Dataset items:
______

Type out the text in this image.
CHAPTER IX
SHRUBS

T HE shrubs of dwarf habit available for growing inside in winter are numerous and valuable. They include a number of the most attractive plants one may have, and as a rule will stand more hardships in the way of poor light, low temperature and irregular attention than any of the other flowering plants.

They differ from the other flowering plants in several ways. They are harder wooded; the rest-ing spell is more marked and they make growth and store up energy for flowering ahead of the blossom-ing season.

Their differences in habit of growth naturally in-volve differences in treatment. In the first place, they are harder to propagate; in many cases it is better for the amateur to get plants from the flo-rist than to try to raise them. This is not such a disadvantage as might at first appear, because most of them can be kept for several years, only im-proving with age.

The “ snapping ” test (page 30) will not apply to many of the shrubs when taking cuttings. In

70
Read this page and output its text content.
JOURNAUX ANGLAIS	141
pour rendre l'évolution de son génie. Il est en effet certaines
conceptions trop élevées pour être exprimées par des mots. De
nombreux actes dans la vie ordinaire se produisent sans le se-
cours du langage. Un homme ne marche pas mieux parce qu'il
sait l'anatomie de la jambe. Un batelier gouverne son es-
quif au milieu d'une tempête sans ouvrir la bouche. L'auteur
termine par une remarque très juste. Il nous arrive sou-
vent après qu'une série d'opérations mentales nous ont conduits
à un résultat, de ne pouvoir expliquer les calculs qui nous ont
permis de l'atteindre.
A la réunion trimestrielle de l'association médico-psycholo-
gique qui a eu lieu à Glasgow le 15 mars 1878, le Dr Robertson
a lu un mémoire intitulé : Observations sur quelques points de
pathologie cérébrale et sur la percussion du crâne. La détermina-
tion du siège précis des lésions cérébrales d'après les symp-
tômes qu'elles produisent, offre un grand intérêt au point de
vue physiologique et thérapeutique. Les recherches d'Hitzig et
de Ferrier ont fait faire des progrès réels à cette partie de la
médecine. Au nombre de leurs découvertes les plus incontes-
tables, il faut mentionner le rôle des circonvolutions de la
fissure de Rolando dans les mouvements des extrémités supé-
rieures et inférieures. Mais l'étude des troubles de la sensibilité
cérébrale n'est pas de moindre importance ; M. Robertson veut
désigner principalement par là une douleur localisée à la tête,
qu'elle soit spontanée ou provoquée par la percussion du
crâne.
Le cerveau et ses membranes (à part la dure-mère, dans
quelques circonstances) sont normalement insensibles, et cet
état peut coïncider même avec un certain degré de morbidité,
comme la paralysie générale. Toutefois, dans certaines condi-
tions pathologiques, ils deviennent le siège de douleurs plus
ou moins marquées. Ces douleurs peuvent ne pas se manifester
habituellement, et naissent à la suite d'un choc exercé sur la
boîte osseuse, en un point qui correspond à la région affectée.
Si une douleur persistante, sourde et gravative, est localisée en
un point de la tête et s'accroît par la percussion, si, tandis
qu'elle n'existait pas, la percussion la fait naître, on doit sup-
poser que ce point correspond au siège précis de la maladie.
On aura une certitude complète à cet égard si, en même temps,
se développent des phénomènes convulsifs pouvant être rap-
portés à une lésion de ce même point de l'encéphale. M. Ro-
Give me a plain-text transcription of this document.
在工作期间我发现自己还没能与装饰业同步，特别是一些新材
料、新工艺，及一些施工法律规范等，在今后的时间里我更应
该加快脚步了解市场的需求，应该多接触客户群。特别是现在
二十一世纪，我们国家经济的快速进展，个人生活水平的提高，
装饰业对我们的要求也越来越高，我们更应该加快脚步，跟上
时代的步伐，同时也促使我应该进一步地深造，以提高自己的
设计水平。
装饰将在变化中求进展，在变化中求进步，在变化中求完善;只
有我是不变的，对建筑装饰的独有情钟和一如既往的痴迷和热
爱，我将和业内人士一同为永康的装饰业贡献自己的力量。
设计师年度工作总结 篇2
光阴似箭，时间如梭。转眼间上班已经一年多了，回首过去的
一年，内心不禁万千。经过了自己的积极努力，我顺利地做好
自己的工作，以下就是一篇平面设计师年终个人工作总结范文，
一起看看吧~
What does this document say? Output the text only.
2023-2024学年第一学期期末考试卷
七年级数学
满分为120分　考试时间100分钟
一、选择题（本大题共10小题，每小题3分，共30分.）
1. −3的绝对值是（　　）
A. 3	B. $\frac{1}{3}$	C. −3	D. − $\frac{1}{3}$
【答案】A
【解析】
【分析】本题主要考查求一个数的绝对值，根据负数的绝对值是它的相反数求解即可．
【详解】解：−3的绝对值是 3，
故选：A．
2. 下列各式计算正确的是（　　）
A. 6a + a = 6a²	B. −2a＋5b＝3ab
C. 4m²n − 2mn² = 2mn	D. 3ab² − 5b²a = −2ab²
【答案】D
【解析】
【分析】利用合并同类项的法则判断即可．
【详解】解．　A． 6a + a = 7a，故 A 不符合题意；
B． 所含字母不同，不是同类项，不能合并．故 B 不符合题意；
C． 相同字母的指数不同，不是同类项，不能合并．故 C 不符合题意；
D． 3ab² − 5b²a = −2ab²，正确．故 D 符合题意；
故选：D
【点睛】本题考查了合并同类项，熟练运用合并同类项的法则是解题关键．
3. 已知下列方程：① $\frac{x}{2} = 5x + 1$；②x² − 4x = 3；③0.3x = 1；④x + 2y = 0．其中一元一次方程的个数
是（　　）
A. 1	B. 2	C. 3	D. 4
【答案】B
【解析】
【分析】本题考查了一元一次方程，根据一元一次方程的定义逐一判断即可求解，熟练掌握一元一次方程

______

### Task instructions
Look through the entries above and count each line holding "will"; report the count alone.

### Correct result
2